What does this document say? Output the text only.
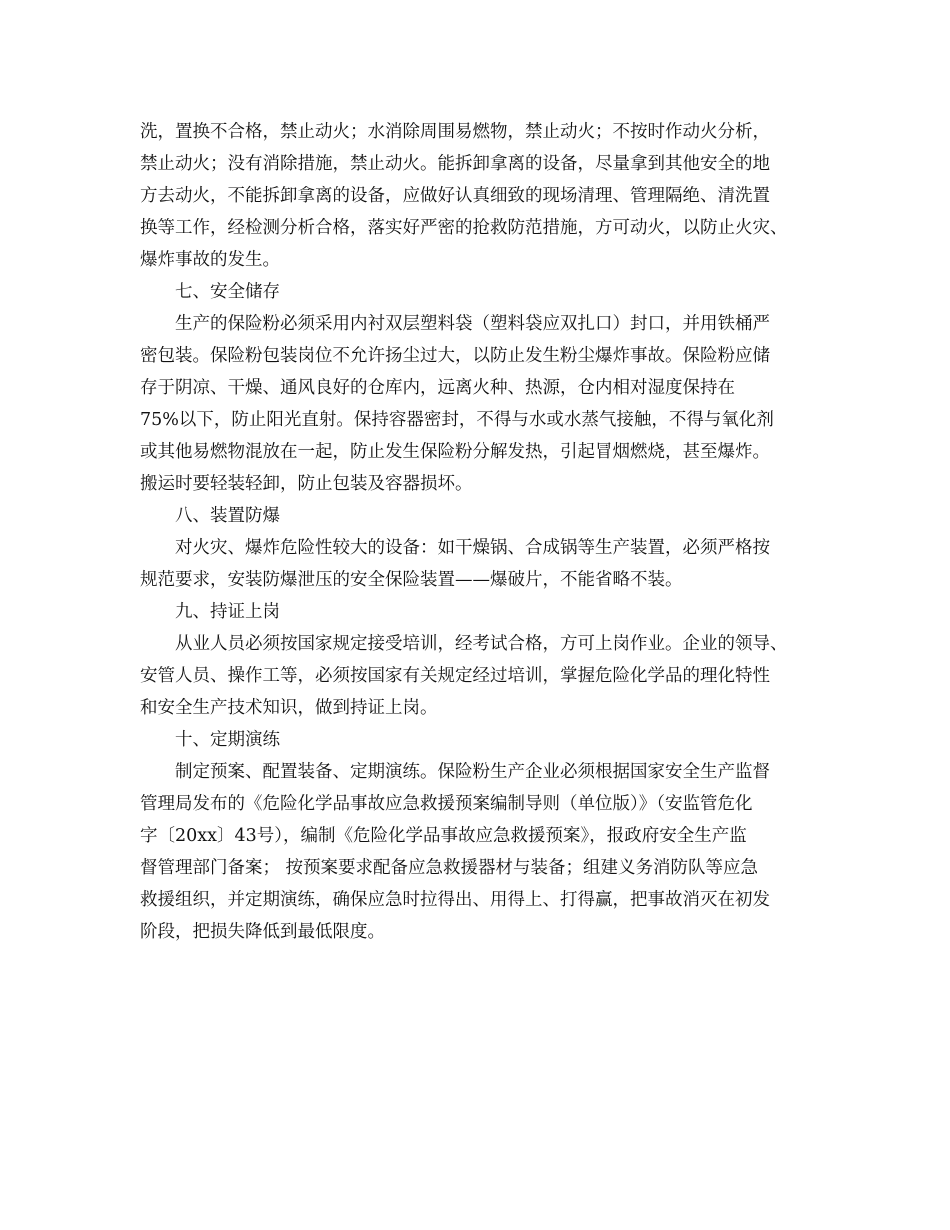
洗，置换不合格，禁止动火；水消除周围易燃物，禁止动火；不按时作动火分析，
禁止动火；没有消除措施，禁止动火。能拆卸拿离的设备，尽量拿到其他安全的地
方去动火，不能拆卸拿离的设备，应做好认真细致的现场清理、管理隔绝、清洗置
换等工作，经检测分析合格，落实好严密的抢救防范措施，方可动火，以防止火灾、
爆炸事故的发生。
七、安全储存
生产的保险粉必须采用内衬双层塑料袋（塑料袋应双扎口）封口，并用铁桶严
密包装。保险粉包装岗位不允许扬尘过大，以防止发生粉尘爆炸事故。保险粉应储
存于阴凉、干燥、通风良好的仓库内，远离火种、热源，仓内相对湿度保持在
75%以下，防止阳光直射。保持容器密封，不得与水或水蒸气接触，不得与氧化剂
或其他易燃物混放在一起，防止发生保险粉分解发热，引起冒烟燃烧，甚至爆炸。
搬运时要轻装轻卸，防止包装及容器损坏。
八、装置防爆
对火灾、爆炸危险性较大的设备：如干燥锅、合成锅等生产装置，必须严格按
规范要求，安装防爆泄压的安全保险装置——爆破片，不能省略不装。
九、持证上岗
从业人员必须按国家规定接受培训，经考试合格，方可上岗作业。企业的领导、
安管人员、操作工等，必须按国家有关规定经过培训，掌握危险化学品的理化特性
和安全生产技术知识，做到持证上岗。
十、定期演练
制定预案、配置装备、定期演练。保险粉生产企业必须根据国家安全生产监督
管理局发布的《危险化学品事故应急救援预案编制导则（单位版）》（安监管危化
字〔20xx〕43号），编制《危险化学品事故应急救援预案》，报政府安全生产监
督管理部门备案； 按预案要求配备应急救援器材与装备；组建义务消防队等应急
救援组织，并定期演练，确保应急时拉得出、用得上、打得赢，把事故消灭在初发
阶段，把损失降低到最低限度。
....
Quote the entries above word for word. Leave the images out.

What does this document say? Output the text only.
洗，置换不合格，禁止动火；水消除周围易燃物，禁止动火；不按时作动火分析，
禁止动火；没有消除措施，禁止动火。能拆卸拿离的设备，尽量拿到其他安全的地
方去动火，不能拆卸拿离的设备，应做好认真细致的现场清理、管理隔绝、清洗置
换等工作，经检测分析合格，落实好严密的抢救防范措施，方可动火，以防止火灾、
爆炸事故的发生。
七、安全储存
生产的保险粉必须采用内衬双层塑料袋（塑料袋应双扎口）封口，并用铁桶严
密包装。保险粉包装岗位不允许扬尘过大，以防止发生粉尘爆炸事故。保险粉应储
存于阴凉、干燥、通风良好的仓库内，远离火种、热源，仓内相对湿度保持在
75%以下，防止阳光直射。保持容器密封，不得与水或水蒸气接触，不得与氧化剂
或其他易燃物混放在一起，防止发生保险粉分解发热，引起冒烟燃烧，甚至爆炸。
搬运时要轻装轻卸，防止包装及容器损坏。
八、装置防爆
对火灾、爆炸危险性较大的设备：如干燥锅、合成锅等生产装置，必须严格按
规范要求，安装防爆泄压的安全保险装置——爆破片，不能省略不装。
九、持证上岗
从业人员必须按国家规定接受培训，经考试合格，方可上岗作业。企业的领导、
安管人员、操作工等，必须按国家有关规定经过培训，掌握危险化学品的理化特性
和安全生产技术知识，做到持证上岗。
十、定期演练
制定预案、配置装备、定期演练。保险粉生产企业必须根据国家安全生产监督
管理局发布的《危险化学品事故应急救援预案编制导则（单位版）》（安监管危化
字〔20xx〕43号），编制《危险化学品事故应急救援预案》，报政府安全生产监
督管理部门备案； 按预案要求配备应急救援器材与装备；组建义务消防队等应急
救援组织，并定期演练，确保应急时拉得出、用得上、打得赢，把事故消灭在初发
阶段，把损失降低到最低限度。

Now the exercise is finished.